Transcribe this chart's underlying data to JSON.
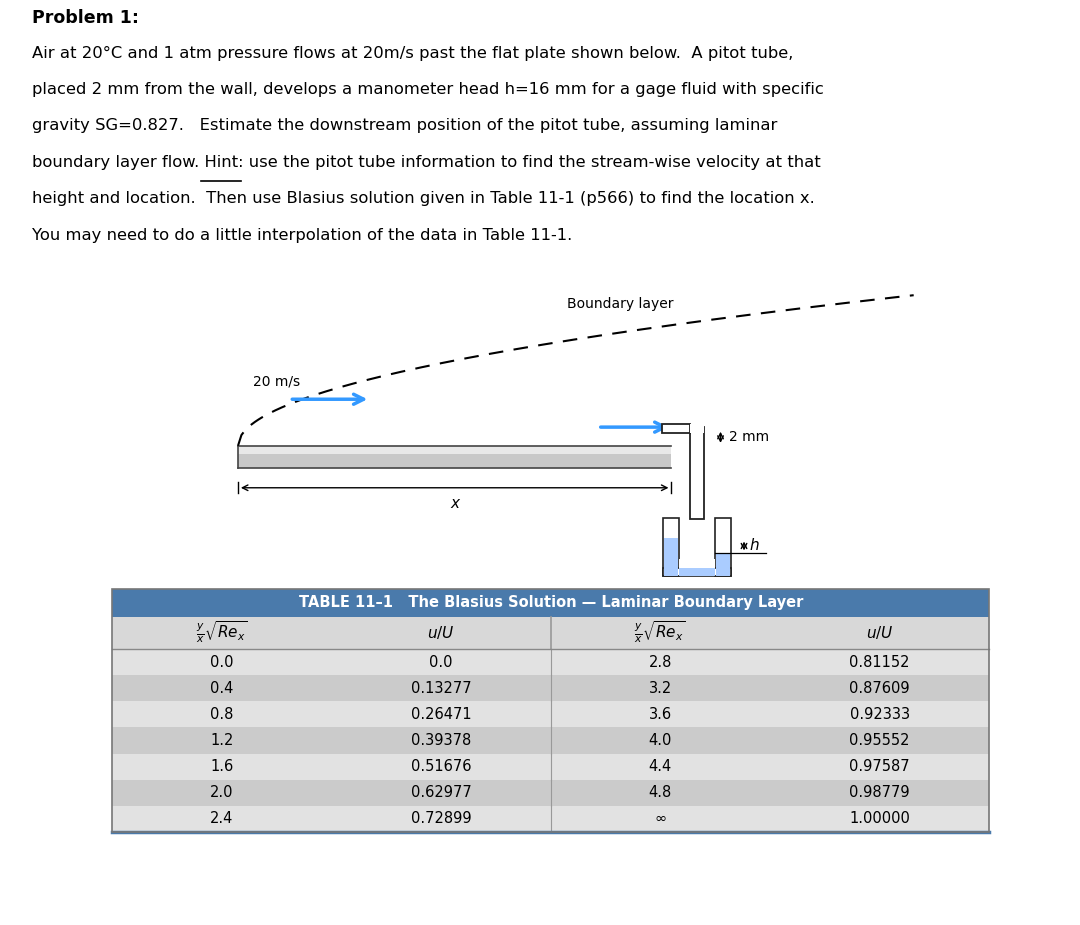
{
  "problem_title": "Problem 1:",
  "problem_text_lines": [
    "Air at 20°C and 1 atm pressure flows at 20m/s past the flat plate shown below.  A pitot tube,",
    "placed 2 mm from the wall, develops a manometer head h=16 mm for a gage fluid with specific",
    "gravity SG=0.827.   Estimate the downstream position of the pitot tube, assuming laminar",
    "boundary layer flow. Hint: use the pitot tube information to find the stream-wise velocity at that",
    "height and location.  Then use Blasius solution given in Table 11-1 (p566) to find the location x.",
    "You may need to do a little interpolation of the data in Table 11-1."
  ],
  "table_header": "TABLE 11–1   The Blasius Solution — Laminar Boundary Layer",
  "table_data": [
    [
      0.0,
      0.0,
      2.8,
      0.81152
    ],
    [
      0.4,
      0.13277,
      3.2,
      0.87609
    ],
    [
      0.8,
      0.26471,
      3.6,
      0.92333
    ],
    [
      1.2,
      0.39378,
      4.0,
      0.95552
    ],
    [
      1.6,
      0.51676,
      4.4,
      0.97587
    ],
    [
      2.0,
      0.62977,
      4.8,
      0.98779
    ],
    [
      2.4,
      0.72899,
      "∞",
      1.0
    ]
  ],
  "table_bg_header": "#4a7aab",
  "table_bg_light": "#e2e2e2",
  "table_bg_dark": "#cbcbcb",
  "table_header_text_color": "#ffffff",
  "boundary_label": "Boundary layer",
  "speed_label": "20 m/s",
  "distance_label": "2 mm",
  "x_label": "x",
  "h_label": "h",
  "arrow_color": "#3399ff",
  "fluid_color": "#aaccff",
  "background_color": "#ffffff"
}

### Written request
Copy the records exactly as they appear, excluding images.

### Solution to this task
Transcribe this chart's underlying data to JSON.
{
  "problem_title": "Problem 1:",
  "problem_text_lines": [
    "Air at 20°C and 1 atm pressure flows at 20m/s past the flat plate shown below.  A pitot tube,",
    "placed 2 mm from the wall, develops a manometer head h=16 mm for a gage fluid with specific",
    "gravity SG=0.827.   Estimate the downstream position of the pitot tube, assuming laminar",
    "boundary layer flow. Hint: use the pitot tube information to find the stream-wise velocity at that",
    "height and location.  Then use Blasius solution given in Table 11-1 (p566) to find the location x.",
    "You may need to do a little interpolation of the data in Table 11-1."
  ],
  "table_header": "TABLE 11–1   The Blasius Solution — Laminar Boundary Layer",
  "table_data": [
    [
      0.0,
      0.0,
      2.8,
      0.81152
    ],
    [
      0.4,
      0.13277,
      3.2,
      0.87609
    ],
    [
      0.8,
      0.26471,
      3.6,
      0.92333
    ],
    [
      1.2,
      0.39378,
      4.0,
      0.95552
    ],
    [
      1.6,
      0.51676,
      4.4,
      0.97587
    ],
    [
      2.0,
      0.62977,
      4.8,
      0.98779
    ],
    [
      2.4,
      0.72899,
      "∞",
      1.0
    ]
  ],
  "table_bg_header": "#4a7aab",
  "table_bg_light": "#e2e2e2",
  "table_bg_dark": "#cbcbcb",
  "table_header_text_color": "#ffffff",
  "boundary_label": "Boundary layer",
  "speed_label": "20 m/s",
  "distance_label": "2 mm",
  "x_label": "x",
  "h_label": "h",
  "arrow_color": "#3399ff",
  "fluid_color": "#aaccff",
  "background_color": "#ffffff"
}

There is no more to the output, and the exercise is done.